··· Records for processing ···
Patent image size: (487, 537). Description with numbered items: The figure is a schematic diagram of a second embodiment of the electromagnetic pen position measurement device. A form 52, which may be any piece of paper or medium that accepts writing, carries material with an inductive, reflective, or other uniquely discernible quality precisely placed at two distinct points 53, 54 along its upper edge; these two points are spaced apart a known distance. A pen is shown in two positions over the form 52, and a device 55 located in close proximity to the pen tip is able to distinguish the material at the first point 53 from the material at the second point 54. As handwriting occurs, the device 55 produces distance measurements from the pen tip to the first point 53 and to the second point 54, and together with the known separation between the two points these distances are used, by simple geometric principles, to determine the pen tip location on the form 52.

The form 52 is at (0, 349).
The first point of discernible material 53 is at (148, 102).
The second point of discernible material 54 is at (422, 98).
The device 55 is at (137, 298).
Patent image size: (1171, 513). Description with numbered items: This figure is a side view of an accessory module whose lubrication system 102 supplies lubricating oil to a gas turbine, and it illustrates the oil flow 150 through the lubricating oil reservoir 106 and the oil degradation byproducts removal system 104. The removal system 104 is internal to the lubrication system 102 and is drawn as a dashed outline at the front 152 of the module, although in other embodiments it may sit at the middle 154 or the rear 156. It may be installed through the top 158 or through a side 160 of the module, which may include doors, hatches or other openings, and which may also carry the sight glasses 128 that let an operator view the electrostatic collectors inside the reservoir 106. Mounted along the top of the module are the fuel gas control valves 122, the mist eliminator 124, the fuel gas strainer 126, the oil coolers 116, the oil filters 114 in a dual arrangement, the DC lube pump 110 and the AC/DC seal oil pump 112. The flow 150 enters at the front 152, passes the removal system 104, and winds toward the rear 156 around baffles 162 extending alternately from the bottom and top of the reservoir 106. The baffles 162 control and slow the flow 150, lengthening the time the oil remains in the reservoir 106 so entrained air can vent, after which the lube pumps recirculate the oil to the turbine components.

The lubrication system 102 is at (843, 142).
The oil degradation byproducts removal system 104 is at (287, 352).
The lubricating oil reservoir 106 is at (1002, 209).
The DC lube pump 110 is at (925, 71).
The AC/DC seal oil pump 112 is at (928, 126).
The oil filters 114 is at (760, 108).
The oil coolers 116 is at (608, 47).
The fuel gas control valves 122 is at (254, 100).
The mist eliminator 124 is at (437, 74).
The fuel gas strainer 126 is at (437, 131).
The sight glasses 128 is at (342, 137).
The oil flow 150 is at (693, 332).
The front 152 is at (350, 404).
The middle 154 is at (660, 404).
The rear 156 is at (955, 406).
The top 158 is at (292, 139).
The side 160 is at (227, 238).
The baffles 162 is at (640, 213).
···
Directive: List every line of the data above that contains the word "pump".

Problem solution:
Patent image size: (1171, 513). Description with numbered items: This figure is a side view of an accessory module whose lubrication system 102 supplies lubricating oil to a gas turbine, and it illustrates the oil flow 150 through the lubricating oil reservoir 106 and the oil degradation byproducts removal system 104. The removal system 104 is internal to the lubrication system 102 and is drawn as a dashed outline at the front 152 of the module, although in other embodiments it may sit at the middle 154 or the rear 156. It may be installed through the top 158 or through a side 160 of the module, which may include doors, hatches or other openings, and which may also carry the sight glasses 128 that let an operator view the electrostatic collectors inside the reservoir 106. Mounted along the top of the module are the fuel gas control valves 122, the mist eliminator 124, the fuel gas strainer 126, the oil coolers 116, the oil filters 114 in a dual arrangement, the DC lube pump 110 and the AC/DC seal oil pump 112. The flow 150 enters at the front 152, passes the removal system 104, and winds toward the rear 156 around baffles 162 extending alternately from the bottom and top of the reservoir 106. The baffles 162 control and slow the flow 150, lengthening the time the oil remains in the reservoir 106 so entrained air can vent, after which the lube pumps recirculate the oil to the turbine components.
The DC lube pump 110 is at (925, 71).
The AC/DC seal oil pump 112 is at (928, 126).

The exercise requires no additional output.